● **Extracted records**:
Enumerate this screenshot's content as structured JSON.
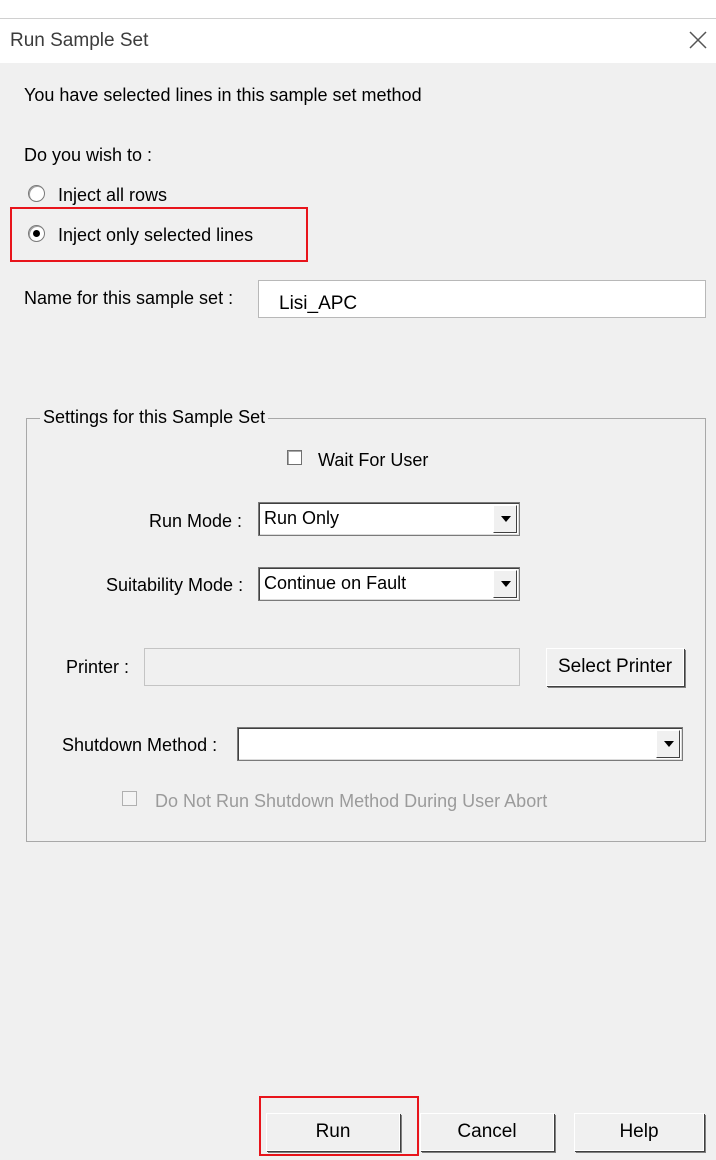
{
  "dialog": {
    "title": "Run Sample Set",
    "message": "You have selected lines in this sample set method",
    "question": "Do you wish to :",
    "options": [
      {
        "label": "Inject all rows",
        "selected": false
      },
      {
        "label": "Inject only selected lines",
        "selected": true
      }
    ],
    "name_label": "Name for this sample set :",
    "name_value": "Lisi_APC"
  },
  "settings": {
    "group_title": "Settings for this Sample Set",
    "wait_for_user_label": "Wait For User",
    "wait_for_user_checked": false,
    "run_mode_label": "Run Mode :",
    "run_mode_value": "Run Only",
    "suitability_mode_label": "Suitability Mode :",
    "suitability_mode_value": "Continue on Fault",
    "printer_label": "Printer :",
    "printer_value": "",
    "select_printer_label": "Select Printer",
    "shutdown_method_label": "Shutdown Method :",
    "shutdown_method_value": "",
    "no_shutdown_abort_label": "Do Not Run Shutdown Method During User Abort",
    "no_shutdown_abort_enabled": false
  },
  "buttons": {
    "run": "Run",
    "cancel": "Cancel",
    "help": "Help"
  },
  "colors": {
    "highlight": "#e8141b",
    "dialog_bg": "#f0f0f0"
  },
  "icons": [
    "close-icon",
    "dropdown-arrow-icon"
  ]
}
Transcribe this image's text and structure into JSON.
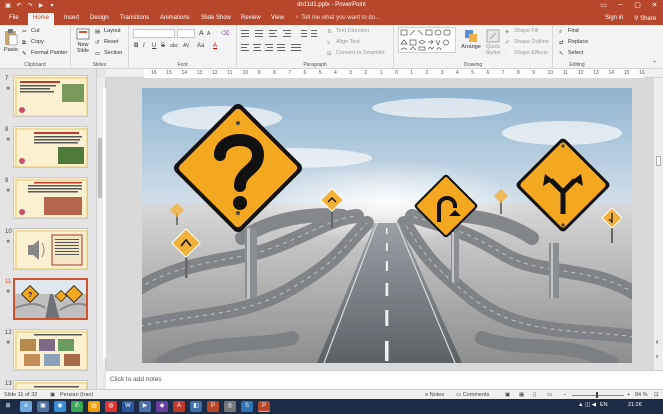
{
  "window": {
    "title": "dn11d1.pptx - PowerPoint"
  },
  "quick_access": {
    "icons": [
      "save-icon",
      "undo-icon",
      "redo-icon",
      "present-icon",
      "customize-icon"
    ]
  },
  "window_controls": {
    "ribbon_options": "▭",
    "minimize": "–",
    "maximize": "▢",
    "close": "✕"
  },
  "tabs": [
    "File",
    "Home",
    "Insert",
    "Design",
    "Transitions",
    "Animations",
    "Slide Show",
    "Review",
    "View"
  ],
  "active_tab": "Home",
  "tell_me": "Tell me what you want to do...",
  "account": {
    "signin": "Sign in",
    "share": "Share"
  },
  "ribbon": {
    "clipboard": {
      "label": "Clipboard",
      "paste": "Paste",
      "cut": "Cut",
      "copy": "Copy",
      "format_painter": "Format Painter"
    },
    "slides": {
      "label": "Slides",
      "new_slide": "New",
      "new_slide2": "Slide",
      "layout": "Layout",
      "reset": "Reset",
      "section": "Section"
    },
    "font": {
      "label": "Font",
      "bold": "B",
      "italic": "I",
      "underline": "U",
      "strike": "S",
      "shadow": "abc",
      "spacing": "AV",
      "case": "Aa",
      "grow": "A",
      "shrink": "A",
      "color": "A"
    },
    "paragraph": {
      "label": "Paragraph",
      "text_direction": "Text Direction",
      "align_text": "Align Text",
      "smartart": "Convert to SmartArt"
    },
    "drawing": {
      "label": "Drawing",
      "arrange": "Arrange",
      "quick_styles": "Quick",
      "quick_styles2": "Styles",
      "shape_fill": "Shape Fill",
      "shape_outline": "Shape Outline",
      "shape_effects": "Shape Effects"
    },
    "editing": {
      "label": "Editing",
      "find": "Find",
      "replace": "Replace",
      "select": "Select"
    }
  },
  "ruler_h": [
    "16",
    "15",
    "14",
    "13",
    "12",
    "11",
    "10",
    "9",
    "8",
    "7",
    "6",
    "5",
    "4",
    "3",
    "2",
    "1",
    "0",
    "1",
    "2",
    "3",
    "4",
    "5",
    "6",
    "7",
    "8",
    "9",
    "10",
    "11",
    "12",
    "13",
    "14",
    "15",
    "16"
  ],
  "thumbnails": [
    {
      "num": "7",
      "selected": false,
      "theme": "text-photo"
    },
    {
      "num": "8",
      "selected": false,
      "theme": "text-photo"
    },
    {
      "num": "9",
      "selected": false,
      "theme": "text-photo"
    },
    {
      "num": "10",
      "selected": false,
      "theme": "speaker-text"
    },
    {
      "num": "11",
      "selected": true,
      "theme": "road-signs"
    },
    {
      "num": "12",
      "selected": false,
      "theme": "photo-grid"
    },
    {
      "num": "13",
      "selected": false,
      "theme": "text-photo"
    }
  ],
  "notes_placeholder": "Click to add notes",
  "status": {
    "slide": "Slide 11 of 32",
    "language": "Persian (Iran)",
    "notes": "Notes",
    "comments": "Comments",
    "zoom": "84 %"
  },
  "taskbar": {
    "lang": "EN",
    "time": "21:26"
  },
  "colors": {
    "accent": "#b7472a",
    "sign_yellow": "#f4a820",
    "sign_black": "#111111"
  }
}
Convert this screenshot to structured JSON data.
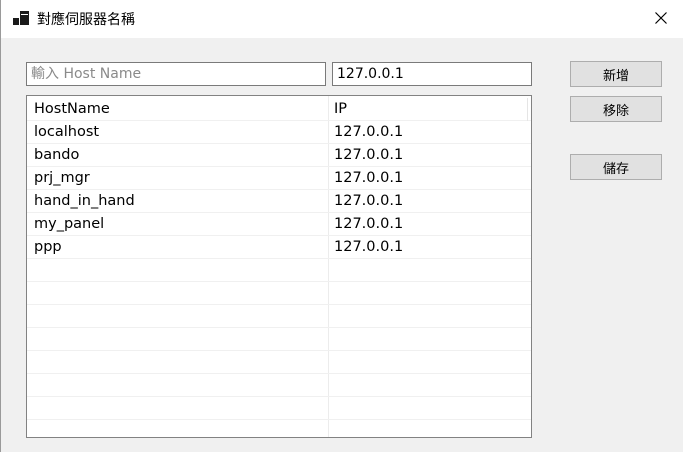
{
  "window": {
    "title": "對應伺服器名稱"
  },
  "inputs": {
    "hostname_placeholder": "輸入 Host Name",
    "hostname_value": "",
    "ip_value": "127.0.0.1"
  },
  "buttons": {
    "add": "新增",
    "remove": "移除",
    "save": "儲存"
  },
  "table": {
    "columns": [
      "HostName",
      "IP"
    ],
    "rows": [
      {
        "host": "localhost",
        "ip": "127.0.0.1"
      },
      {
        "host": "bando",
        "ip": "127.0.0.1"
      },
      {
        "host": "prj_mgr",
        "ip": "127.0.0.1"
      },
      {
        "host": "hand_in_hand",
        "ip": "127.0.0.1"
      },
      {
        "host": "my_panel",
        "ip": "127.0.0.1"
      },
      {
        "host": "ppp",
        "ip": "127.0.0.1"
      }
    ]
  },
  "icons": {
    "app": "window-app-icon",
    "close": "close-icon"
  }
}
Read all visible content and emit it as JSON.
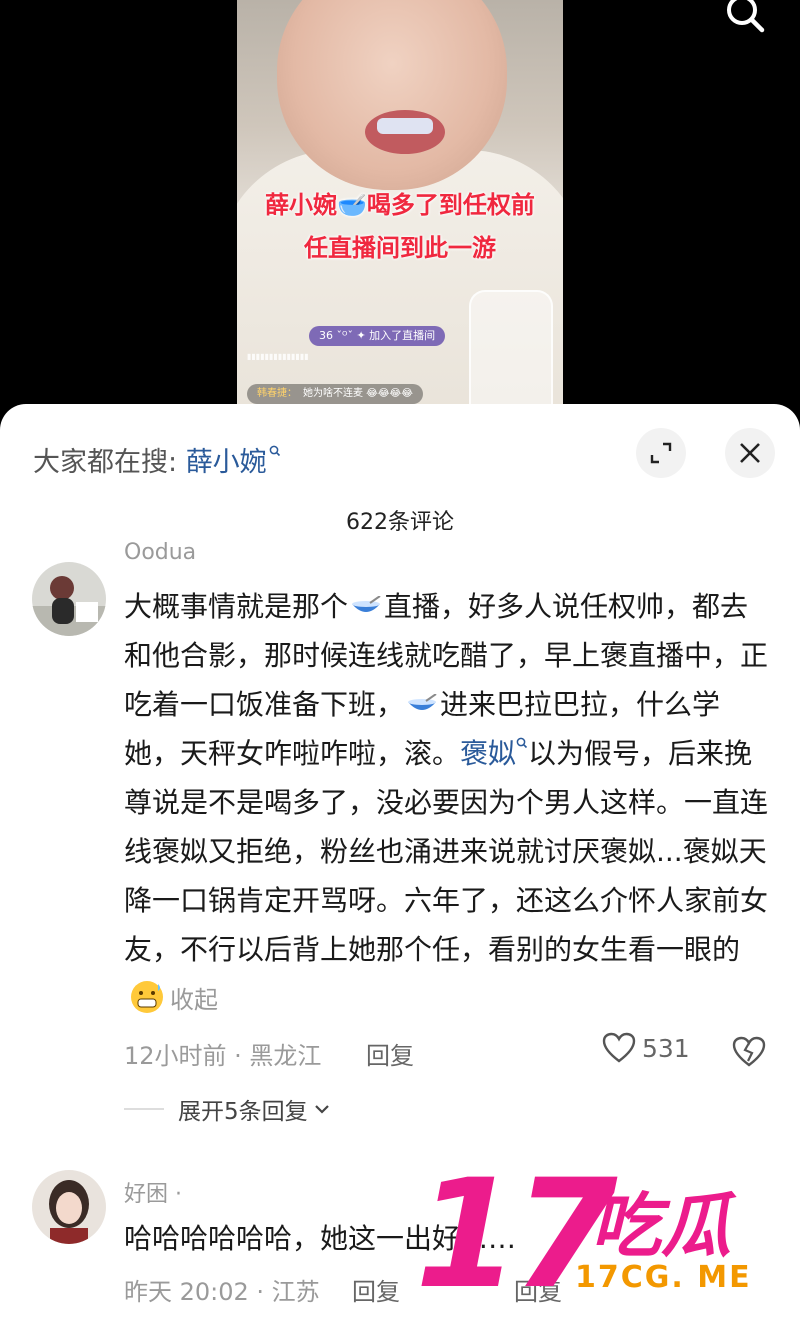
{
  "video": {
    "caption_line1": "薛小婉🥣喝多了到任权前",
    "caption_line2": "任直播间到此一游",
    "join_notice": "36 ˇᴼˇ ✦ 加入了直播间",
    "comment_nick": "韩春捷：",
    "comment_text": "她为啥不连麦 😂😂😂😂",
    "search_icon": "search-icon"
  },
  "sheet": {
    "search_prefix": "大家都在搜: ",
    "search_keyword": "薛小婉",
    "comment_count": "622条评论",
    "expand_icon": "expand-icon",
    "close_icon": "close-icon"
  },
  "comments": [
    {
      "name": "Oodua",
      "body_part1": "大概事情就是那个",
      "body_part2": "直播，好多人说任权帅，都去和他合影，那时候连线就吃醋了，早上褒直播中，正吃着一口饭准备下班，",
      "body_part3": "进来巴拉巴拉，什么学她，天秤女咋啦咋啦，滚。",
      "body_link": "褒姒",
      "body_part4": "以为假号，后来挽尊说是不是喝多了，没必要因为个男人这样。一直连线褒姒又拒绝，粉丝也涌进来说就讨厌褒姒...褒姒天降一口锅肯定开骂呀。六年了，还这么介怀人家前女友，不行以后背上她那个任，看别的女生看一眼的",
      "fold_label": "收起",
      "meta": "12小时前 · 黑龙江",
      "reply_label": "回复",
      "likes": "531",
      "expand_replies": "展开5条回复"
    },
    {
      "name": "好困 ·",
      "body": "哈哈哈哈哈哈，她这一出好……",
      "meta": "昨天 20:02 · 江苏",
      "reply_label": "回复",
      "reply_label2": "回复"
    }
  ],
  "watermark": {
    "number": "17",
    "chinese": "吃瓜",
    "url": "17CG. ME"
  },
  "colors": {
    "accent_link": "#2a5a9a",
    "caption_red": "#f0283f",
    "watermark_pink": "#ec1c8c",
    "watermark_orange": "#f39800"
  }
}
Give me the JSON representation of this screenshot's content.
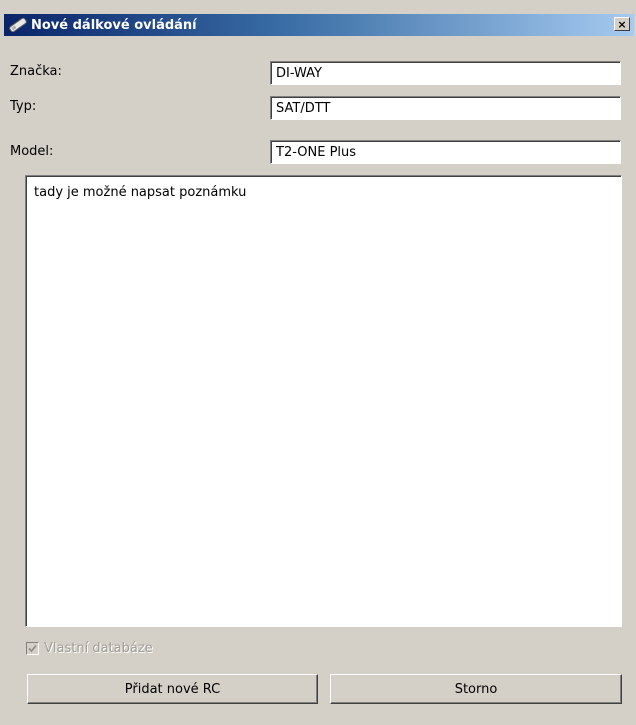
{
  "window": {
    "title": "Nové dálkové ovládání",
    "close_label": "×"
  },
  "form": {
    "brand": {
      "label": "Značka:",
      "value": "DI-WAY"
    },
    "type": {
      "label": "Typ:",
      "value": "SAT/DTT"
    },
    "model": {
      "label": "Model:",
      "value": "T2-ONE Plus"
    },
    "note": "tady je možné napsat poznámku"
  },
  "own_database": {
    "label": "Vlastní databáze",
    "checked": true,
    "disabled": true
  },
  "buttons": {
    "add": "Přidat nové RC",
    "cancel": "Storno"
  }
}
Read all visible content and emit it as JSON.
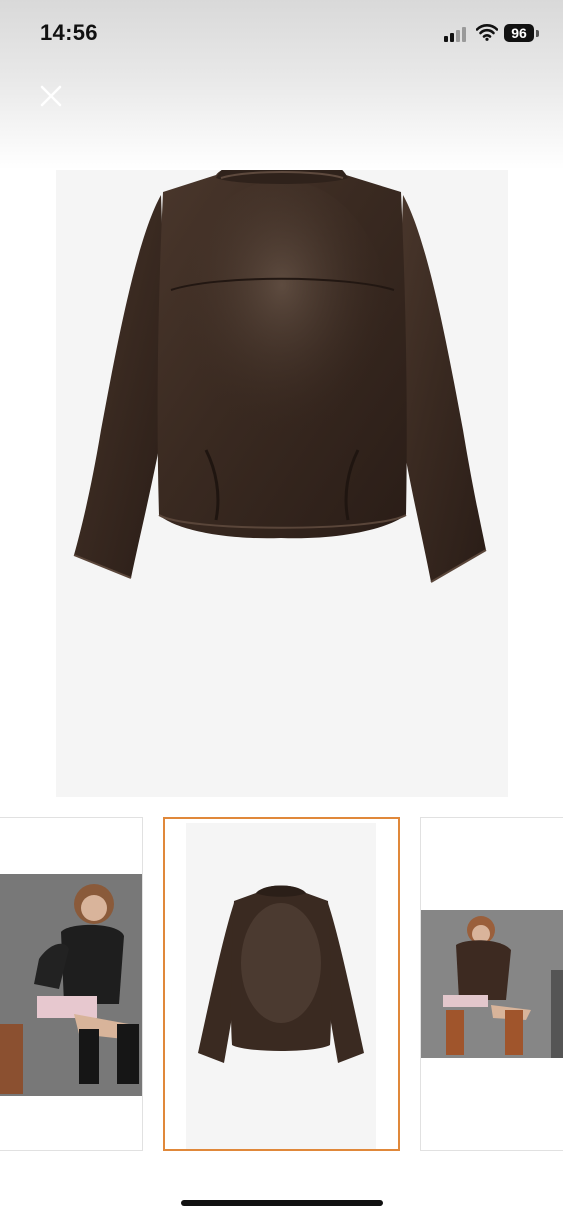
{
  "status_bar": {
    "time": "14:56",
    "battery": "96",
    "icons": [
      "signal-icon",
      "wifi-icon",
      "battery-icon"
    ]
  },
  "viewer": {
    "close_icon": "close-icon",
    "main_image": "brown-leather-jacket-back-view",
    "thumbnails": [
      {
        "subject": "model-in-black-leather-jacket-seated",
        "selected": false
      },
      {
        "subject": "brown-leather-jacket-back-view",
        "selected": true
      },
      {
        "subject": "model-in-brown-jacket-seated",
        "selected": false
      }
    ]
  },
  "colors": {
    "selected_border": "#e0883a",
    "jacket": "#3b2a22",
    "image_background": "#f5f5f5"
  }
}
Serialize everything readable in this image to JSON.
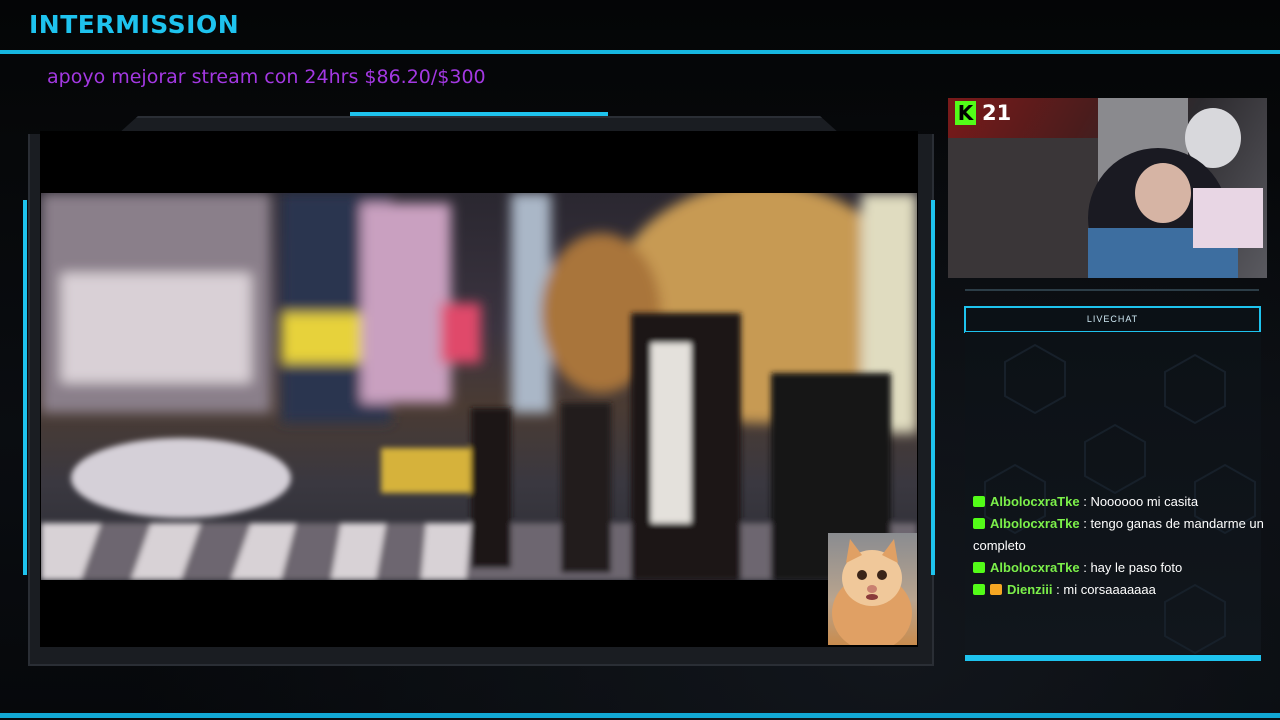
{
  "header": {
    "title": "INTERMISSION"
  },
  "goal": {
    "text": "apoyo mejorar stream con 24hrs $86.20/$300"
  },
  "webcam": {
    "viewer_count": "21",
    "platform_logo": "K"
  },
  "chat": {
    "header_label": "LIVECHAT",
    "messages": [
      {
        "user": "AlbolocxraTke",
        "text": "Noooooo mi casita",
        "badges": [
          "sub-badge"
        ]
      },
      {
        "user": "AlbolocxraTke",
        "text": "tengo ganas de mandarme un completo",
        "badges": [
          "sub-badge"
        ]
      },
      {
        "user": "AlbolocxraTke",
        "text": "hay le paso foto",
        "badges": [
          "sub-badge"
        ]
      },
      {
        "user": "Dienziii",
        "text": "mi corsaaaaaaa",
        "badges": [
          "sub-badge",
          "gift-badge"
        ]
      }
    ]
  },
  "colors": {
    "accent": "#1ec3ee",
    "goal_text": "#a338e2",
    "kick_green": "#53fc18",
    "chat_username": "#7cf04a"
  }
}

● **Exercise objective**: Read the entries and pick out all lines that include the word "Convert".

● **Task response**:
      "smartart": "Convert to SmartArt"
Convert this screenshot to structured JSON data.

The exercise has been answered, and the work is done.